Collected data entries

● ● ● ● ●

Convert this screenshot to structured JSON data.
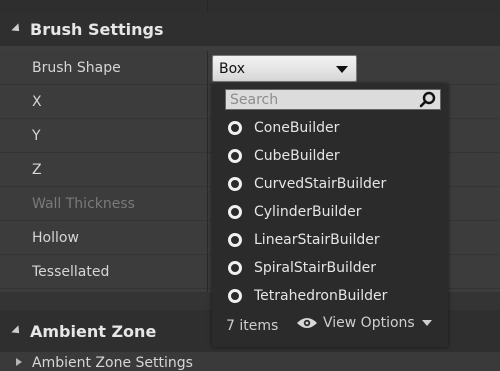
{
  "brush_settings": {
    "header": "Brush Settings",
    "rows": [
      {
        "name": "Brush Shape",
        "disabled": false
      },
      {
        "name": "X",
        "disabled": false
      },
      {
        "name": "Y",
        "disabled": false
      },
      {
        "name": "Z",
        "disabled": false
      },
      {
        "name": "Wall Thickness",
        "disabled": true
      },
      {
        "name": "Hollow",
        "disabled": false
      },
      {
        "name": "Tessellated",
        "disabled": false
      }
    ],
    "brush_shape_value": "Box"
  },
  "dropdown": {
    "search_placeholder": "Search",
    "items": [
      "ConeBuilder",
      "CubeBuilder",
      "CurvedStairBuilder",
      "CylinderBuilder",
      "LinearStairBuilder",
      "SpiralStairBuilder",
      "TetrahedronBuilder"
    ],
    "item_count": "7 items",
    "view_options": "View Options"
  },
  "ambient_zone": {
    "header": "Ambient Zone",
    "sub_item": "Ambient Zone Settings"
  }
}
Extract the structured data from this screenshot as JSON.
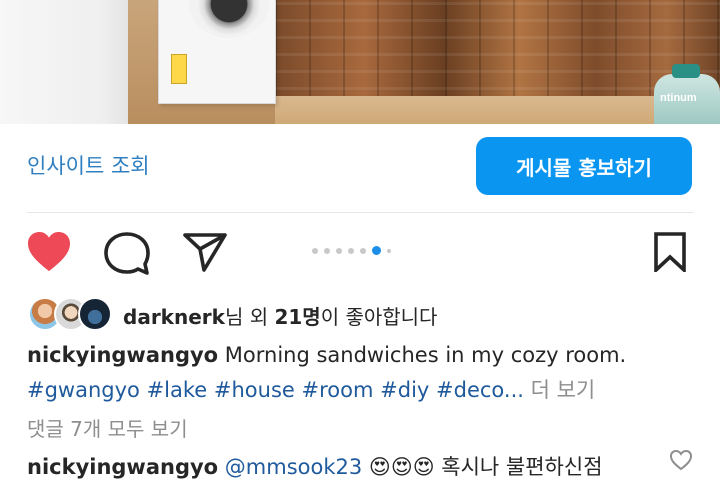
{
  "post_image": {
    "bottle_label": "ntinum"
  },
  "insights": {
    "view_insights_label": "인사이트 조회",
    "promote_button_label": "게시물 홍보하기"
  },
  "actions": {
    "like_icon": "heart-filled-icon",
    "comment_icon": "comment-bubble-icon",
    "share_icon": "paper-plane-icon",
    "save_icon": "bookmark-icon",
    "like_color": "#ed4956",
    "carousel": {
      "total": 8,
      "active_index": 6
    }
  },
  "likes": {
    "user": "darknerk",
    "text_mid": "님 외 ",
    "count": "21명",
    "text_end": "이 좋아합니다"
  },
  "caption": {
    "username": "nickyingwangyo",
    "text": " Morning sandwiches in my cozy room.",
    "hashtags": [
      "#gwangyo",
      "#lake",
      "#house",
      "#room",
      "#diy",
      "#deco"
    ],
    "ellipsis": "...",
    "more_label": " 더 보기"
  },
  "comments": {
    "view_all_label": "댓글 7개 모두 보기",
    "first": {
      "username": "nickyingwangyo",
      "mention": "@mmsook23",
      "emoji": "😍😍😍",
      "text": " 혹시나 불편하신점"
    }
  },
  "colors": {
    "accent": "#0a95f0",
    "link": "#2f7fc1",
    "hashtag": "#1f5a9c",
    "muted": "#8e8e8e"
  }
}
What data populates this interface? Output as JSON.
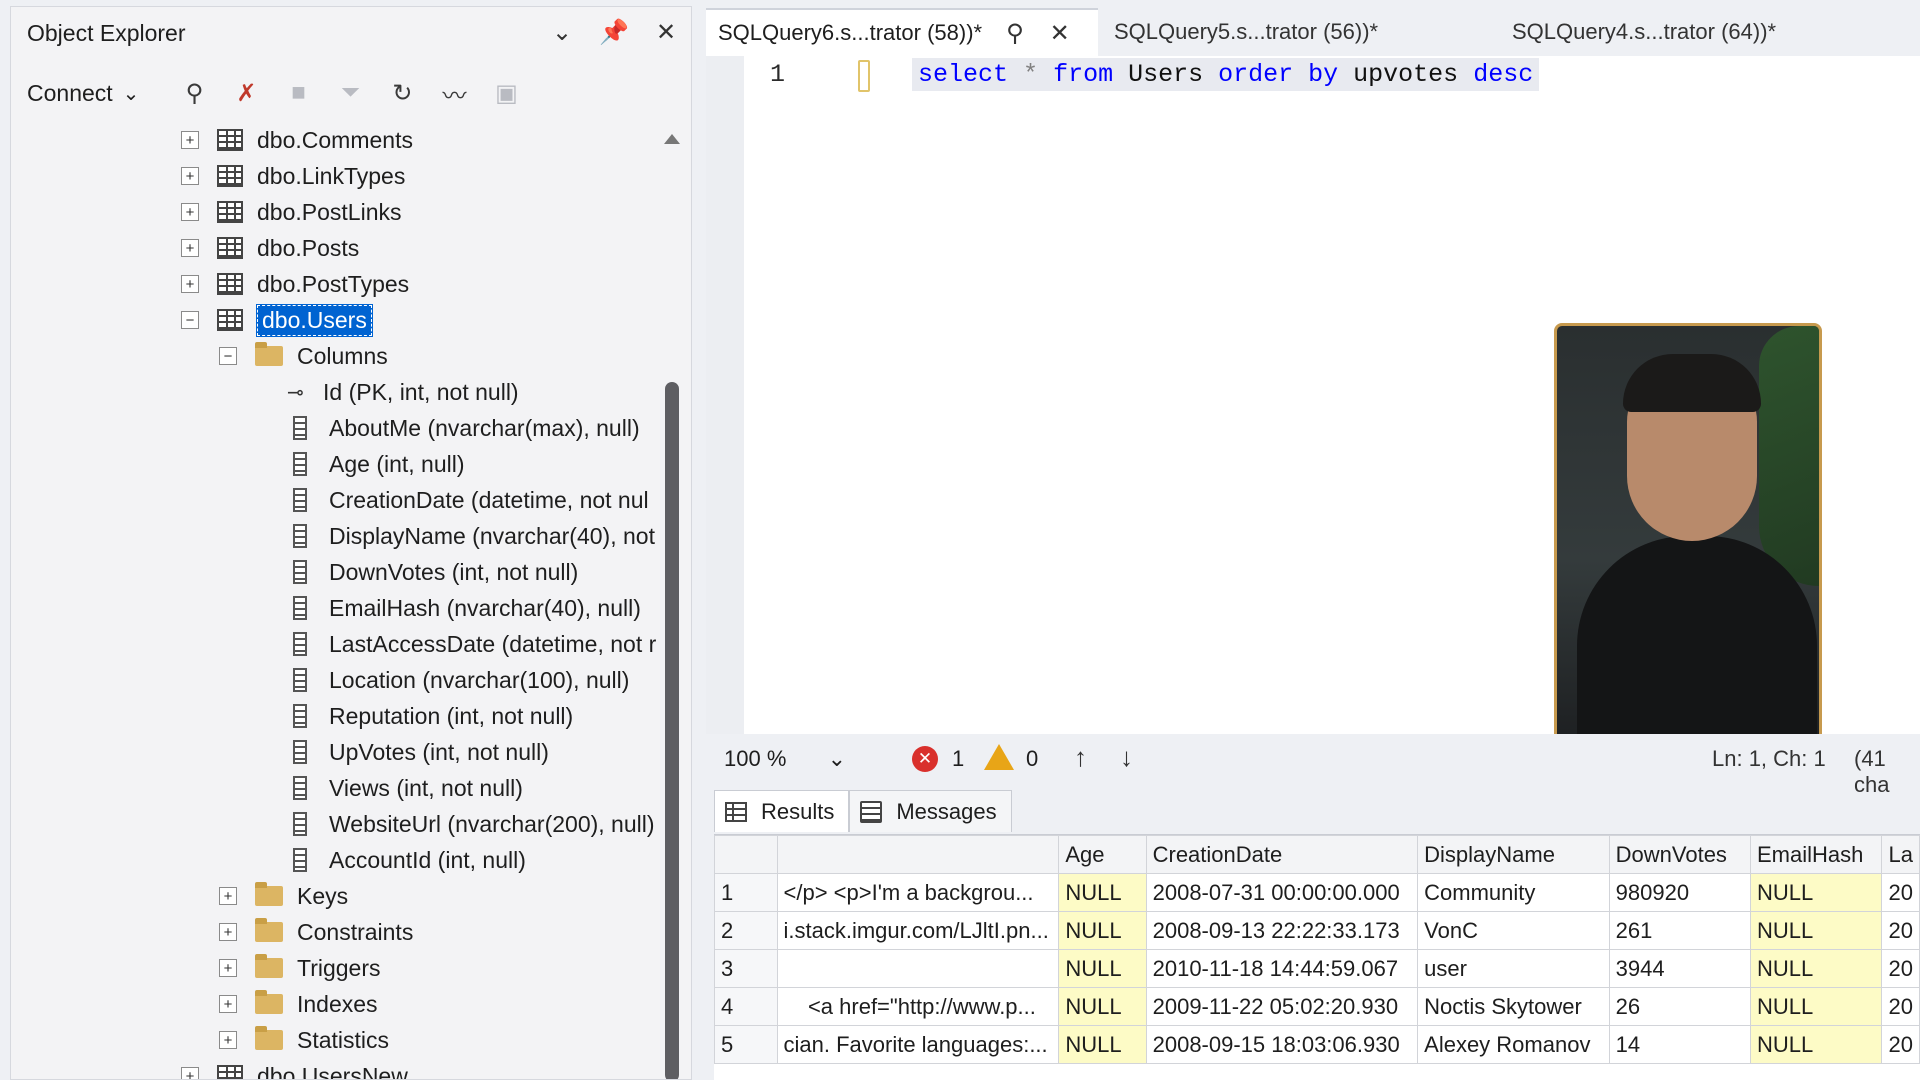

● ● ● ● ●

## TASK GOAL
Tally the lines holding the string "room" and give only the count.

## EXPECTED OUTPUT
2